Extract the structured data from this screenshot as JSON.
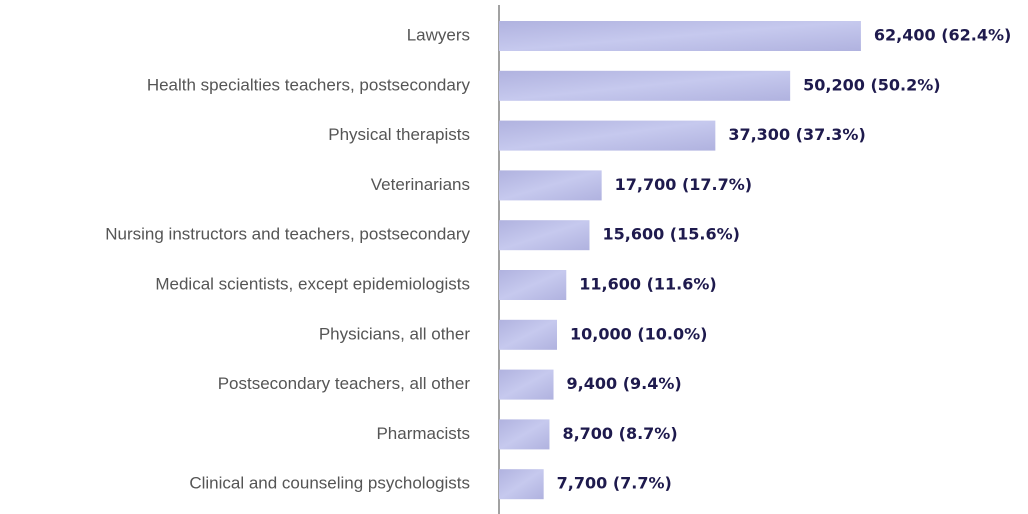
{
  "chart_data": {
    "type": "hbar",
    "categories": [
      "Lawyers",
      "Health specialties teachers, postsecondary",
      "Physical therapists",
      "Veterinarians",
      "Nursing instructors and teachers, postsecondary",
      "Medical scientists, except epidemiologists",
      "Physicians, all other",
      "Postsecondary teachers, all other",
      "Pharmacists",
      "Clinical and counseling psychologists"
    ],
    "values": [
      62400,
      50200,
      37300,
      17700,
      15600,
      11600,
      10000,
      9400,
      8700,
      7700
    ],
    "value_labels": [
      "62,400 (62.4%)",
      "50,200 (50.2%)",
      "37,300 (37.3%)",
      "17,700 (17.7%)",
      "15,600 (15.6%)",
      "11,600 (11.6%)",
      "10,000 (10.0%)",
      "9,400 (9.4%)",
      "8,700 (8.7%)",
      "7,700 (7.7%)"
    ],
    "color": "#b9bbe4",
    "xlim": [
      0,
      90000
    ]
  }
}
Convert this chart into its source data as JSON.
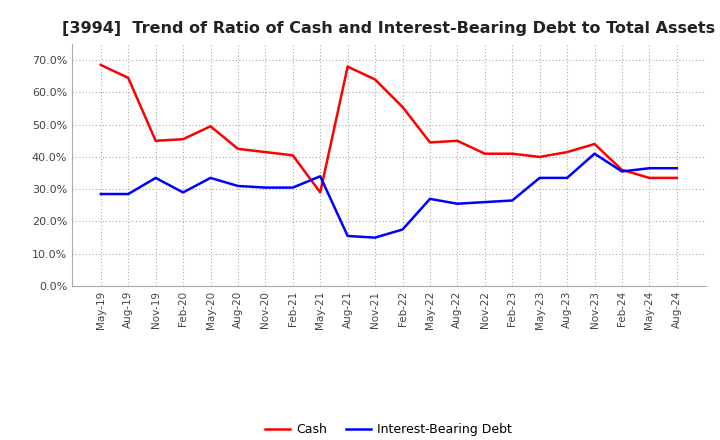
{
  "title": "[3994]  Trend of Ratio of Cash and Interest-Bearing Debt to Total Assets",
  "x_labels": [
    "May-19",
    "Aug-19",
    "Nov-19",
    "Feb-20",
    "May-20",
    "Aug-20",
    "Nov-20",
    "Feb-21",
    "May-21",
    "Aug-21",
    "Nov-21",
    "Feb-22",
    "May-22",
    "Aug-22",
    "Nov-22",
    "Feb-23",
    "May-23",
    "Aug-23",
    "Nov-23",
    "Feb-24",
    "May-24",
    "Aug-24"
  ],
  "cash": [
    0.685,
    0.645,
    0.45,
    0.455,
    0.495,
    0.425,
    0.415,
    0.405,
    0.29,
    0.68,
    0.64,
    0.555,
    0.445,
    0.45,
    0.41,
    0.41,
    0.4,
    0.415,
    0.44,
    0.36,
    0.335,
    0.335
  ],
  "debt": [
    0.285,
    0.285,
    0.335,
    0.29,
    0.335,
    0.31,
    0.305,
    0.305,
    0.34,
    0.155,
    0.15,
    0.175,
    0.27,
    0.255,
    0.26,
    0.265,
    0.335,
    0.335,
    0.41,
    0.355,
    0.365,
    0.365
  ],
  "cash_color": "#ff0000",
  "debt_color": "#0000ff",
  "ylim": [
    0.0,
    0.75
  ],
  "yticks": [
    0.0,
    0.1,
    0.2,
    0.3,
    0.4,
    0.5,
    0.6,
    0.7
  ],
  "background_color": "#ffffff",
  "grid_color": "#aaaaaa",
  "title_fontsize": 11.5,
  "legend_cash": "Cash",
  "legend_debt": "Interest-Bearing Debt",
  "line_width": 1.8
}
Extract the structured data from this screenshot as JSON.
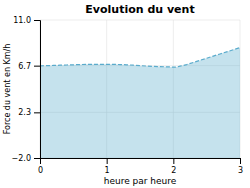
{
  "chart_data": {
    "type": "area",
    "title": "Evolution du vent",
    "x_label": "heure par heure",
    "y_label": "Force du vent en Km/h",
    "x": [
      0.0,
      0.1,
      0.2,
      0.3,
      0.4,
      0.5,
      0.6,
      0.7,
      0.8,
      0.9,
      1.0,
      1.1,
      1.2,
      1.3,
      1.4,
      1.5,
      1.6,
      1.7,
      1.8,
      1.9,
      2.0,
      2.05,
      2.1,
      2.2,
      2.3,
      2.4,
      2.5,
      2.6,
      2.7,
      2.8,
      2.9,
      3.0
    ],
    "values": [
      6.68,
      6.7,
      6.72,
      6.74,
      6.76,
      6.78,
      6.8,
      6.82,
      6.83,
      6.82,
      6.83,
      6.82,
      6.8,
      6.78,
      6.74,
      6.7,
      6.66,
      6.63,
      6.61,
      6.59,
      6.56,
      6.57,
      6.65,
      6.8,
      7.0,
      7.2,
      7.4,
      7.6,
      7.8,
      8.0,
      8.2,
      8.4
    ],
    "color": "#5aabcc",
    "line_style": "dashed",
    "xlim": [
      0,
      3
    ],
    "ylim": [
      -2.0,
      11.0
    ],
    "xticks": [
      0,
      1,
      2,
      3
    ],
    "yticks": [
      {
        "value": -2.0,
        "label": "−2.0"
      },
      2.3,
      6.7,
      {
        "value": 11.0,
        "label": "11.0"
      }
    ],
    "grid": true
  }
}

:::

Written task: Write out every line of the preceding listing that contains "Bearing".

The answer:
  "title": "[3994]  Trend of Ratio of Cash and Interest-Bearing Debt to Total Assets",
  "legend_debt": "Interest-Bearing Debt",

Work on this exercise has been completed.